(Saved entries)
####

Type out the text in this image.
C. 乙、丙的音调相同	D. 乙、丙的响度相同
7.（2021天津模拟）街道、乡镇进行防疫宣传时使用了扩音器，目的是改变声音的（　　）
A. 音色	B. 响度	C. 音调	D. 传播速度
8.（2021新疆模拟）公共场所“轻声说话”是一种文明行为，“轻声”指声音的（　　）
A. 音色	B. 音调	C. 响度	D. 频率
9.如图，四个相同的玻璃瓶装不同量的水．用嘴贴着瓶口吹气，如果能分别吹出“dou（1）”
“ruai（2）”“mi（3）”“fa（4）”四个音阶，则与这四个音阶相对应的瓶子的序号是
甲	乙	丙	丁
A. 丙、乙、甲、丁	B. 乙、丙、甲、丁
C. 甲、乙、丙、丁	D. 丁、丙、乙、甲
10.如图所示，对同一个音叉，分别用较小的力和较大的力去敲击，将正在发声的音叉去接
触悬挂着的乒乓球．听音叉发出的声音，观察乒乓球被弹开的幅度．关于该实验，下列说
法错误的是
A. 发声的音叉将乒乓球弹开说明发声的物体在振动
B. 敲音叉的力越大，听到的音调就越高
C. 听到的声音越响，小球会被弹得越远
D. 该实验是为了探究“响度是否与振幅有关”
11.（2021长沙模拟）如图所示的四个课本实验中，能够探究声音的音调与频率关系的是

####

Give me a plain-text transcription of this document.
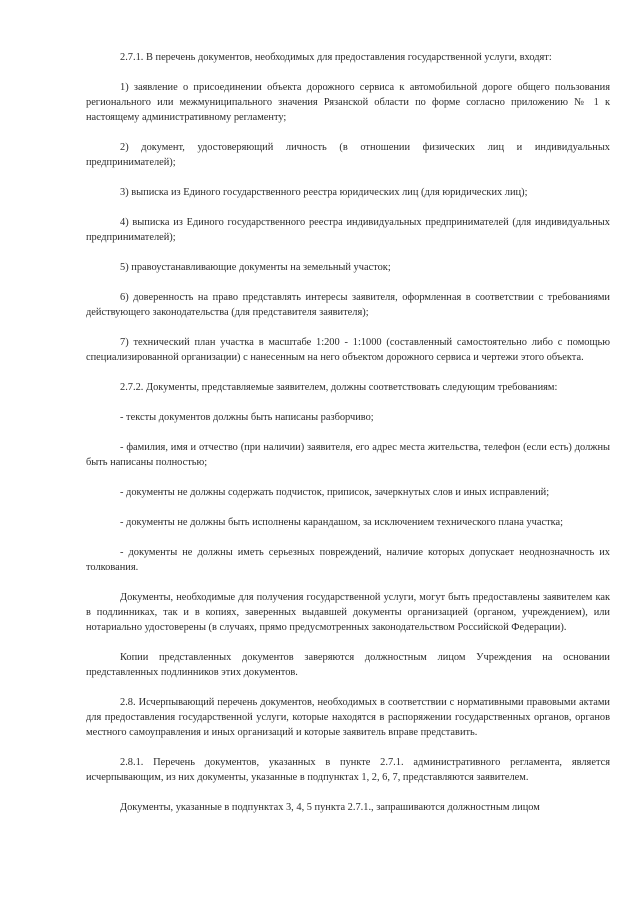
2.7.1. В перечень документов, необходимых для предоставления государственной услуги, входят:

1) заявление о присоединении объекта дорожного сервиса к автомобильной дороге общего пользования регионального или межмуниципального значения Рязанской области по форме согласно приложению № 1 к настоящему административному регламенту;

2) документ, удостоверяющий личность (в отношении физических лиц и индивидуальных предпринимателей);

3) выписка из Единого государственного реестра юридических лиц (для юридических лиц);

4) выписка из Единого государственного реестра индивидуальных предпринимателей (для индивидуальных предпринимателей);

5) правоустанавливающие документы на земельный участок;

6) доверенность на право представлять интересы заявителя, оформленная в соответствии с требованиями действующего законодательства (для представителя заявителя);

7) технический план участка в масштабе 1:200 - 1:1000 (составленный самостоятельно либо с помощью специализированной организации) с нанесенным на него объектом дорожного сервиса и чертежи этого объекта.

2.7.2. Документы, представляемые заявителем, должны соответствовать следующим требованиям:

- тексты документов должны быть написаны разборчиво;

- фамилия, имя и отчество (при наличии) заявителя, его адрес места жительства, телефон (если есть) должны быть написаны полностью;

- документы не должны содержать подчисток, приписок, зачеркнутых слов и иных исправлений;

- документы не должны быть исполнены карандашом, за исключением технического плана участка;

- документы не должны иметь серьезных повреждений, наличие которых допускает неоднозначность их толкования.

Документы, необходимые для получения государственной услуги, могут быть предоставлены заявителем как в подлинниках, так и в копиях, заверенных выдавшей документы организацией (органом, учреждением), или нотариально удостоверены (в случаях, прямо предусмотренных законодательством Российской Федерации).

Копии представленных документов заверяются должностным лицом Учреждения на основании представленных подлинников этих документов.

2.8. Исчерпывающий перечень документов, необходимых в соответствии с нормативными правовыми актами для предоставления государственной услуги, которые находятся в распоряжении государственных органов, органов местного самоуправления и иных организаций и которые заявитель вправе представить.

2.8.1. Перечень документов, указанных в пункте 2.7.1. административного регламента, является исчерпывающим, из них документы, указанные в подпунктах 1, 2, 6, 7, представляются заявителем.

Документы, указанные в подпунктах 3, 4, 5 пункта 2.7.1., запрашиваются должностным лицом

####

Copy all lines of the material above where the string "Единого" occurs.

3) выписка из Единого государственного реестра юридических лиц (для юридических лиц);
4) выписка из Единого государственного реестра индивидуальных предпринимателей (для индивидуальных предпринимателей);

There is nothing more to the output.